▶ [EXERCISE DATA]:
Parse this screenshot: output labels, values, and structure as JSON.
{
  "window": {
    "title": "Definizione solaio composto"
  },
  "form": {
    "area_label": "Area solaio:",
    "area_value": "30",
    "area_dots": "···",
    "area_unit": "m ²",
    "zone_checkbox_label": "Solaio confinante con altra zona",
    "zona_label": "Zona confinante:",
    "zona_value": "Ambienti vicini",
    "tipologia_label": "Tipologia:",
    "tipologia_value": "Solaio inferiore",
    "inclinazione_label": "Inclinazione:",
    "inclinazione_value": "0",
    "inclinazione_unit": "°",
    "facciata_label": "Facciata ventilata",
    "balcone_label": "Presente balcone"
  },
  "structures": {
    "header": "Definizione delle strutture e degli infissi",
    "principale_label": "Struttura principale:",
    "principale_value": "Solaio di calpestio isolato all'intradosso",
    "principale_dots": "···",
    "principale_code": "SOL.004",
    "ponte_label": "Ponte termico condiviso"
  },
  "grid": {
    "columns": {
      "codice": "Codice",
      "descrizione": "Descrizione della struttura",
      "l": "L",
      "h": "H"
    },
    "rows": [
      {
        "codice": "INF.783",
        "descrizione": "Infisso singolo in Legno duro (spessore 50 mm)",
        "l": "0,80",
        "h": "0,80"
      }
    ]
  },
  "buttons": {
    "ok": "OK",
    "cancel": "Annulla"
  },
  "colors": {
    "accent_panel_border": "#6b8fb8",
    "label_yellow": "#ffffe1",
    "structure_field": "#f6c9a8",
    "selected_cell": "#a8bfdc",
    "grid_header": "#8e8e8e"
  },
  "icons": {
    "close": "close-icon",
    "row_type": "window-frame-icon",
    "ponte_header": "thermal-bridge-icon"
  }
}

▶ [WHAT NEEDS TO BE DONE]: Repeat the material above in full, keeping every word.

▶ [EXERCISE RESPONSE]:
Parse this screenshot: output labels, values, and structure as JSON.
{
  "window": {
    "title": "Definizione solaio composto"
  },
  "form": {
    "area_label": "Area solaio:",
    "area_value": "30",
    "area_dots": "···",
    "area_unit": "m ²",
    "zone_checkbox_label": "Solaio confinante con altra zona",
    "zona_label": "Zona confinante:",
    "zona_value": "Ambienti vicini",
    "tipologia_label": "Tipologia:",
    "tipologia_value": "Solaio inferiore",
    "inclinazione_label": "Inclinazione:",
    "inclinazione_value": "0",
    "inclinazione_unit": "°",
    "facciata_label": "Facciata ventilata",
    "balcone_label": "Presente balcone"
  },
  "structures": {
    "header": "Definizione delle strutture e degli infissi",
    "principale_label": "Struttura principale:",
    "principale_value": "Solaio di calpestio isolato all'intradosso",
    "principale_dots": "···",
    "principale_code": "SOL.004",
    "ponte_label": "Ponte termico condiviso"
  },
  "grid": {
    "columns": {
      "codice": "Codice",
      "descrizione": "Descrizione della struttura",
      "l": "L",
      "h": "H"
    },
    "rows": [
      {
        "codice": "INF.783",
        "descrizione": "Infisso singolo in Legno duro (spessore 50 mm)",
        "l": "0,80",
        "h": "0,80"
      }
    ]
  },
  "buttons": {
    "ok": "OK",
    "cancel": "Annulla"
  },
  "colors": {
    "accent_panel_border": "#6b8fb8",
    "label_yellow": "#ffffe1",
    "structure_field": "#f6c9a8",
    "selected_cell": "#a8bfdc",
    "grid_header": "#8e8e8e"
  },
  "icons": {
    "close": "close-icon",
    "row_type": "window-frame-icon",
    "ponte_header": "thermal-bridge-icon"
  }
}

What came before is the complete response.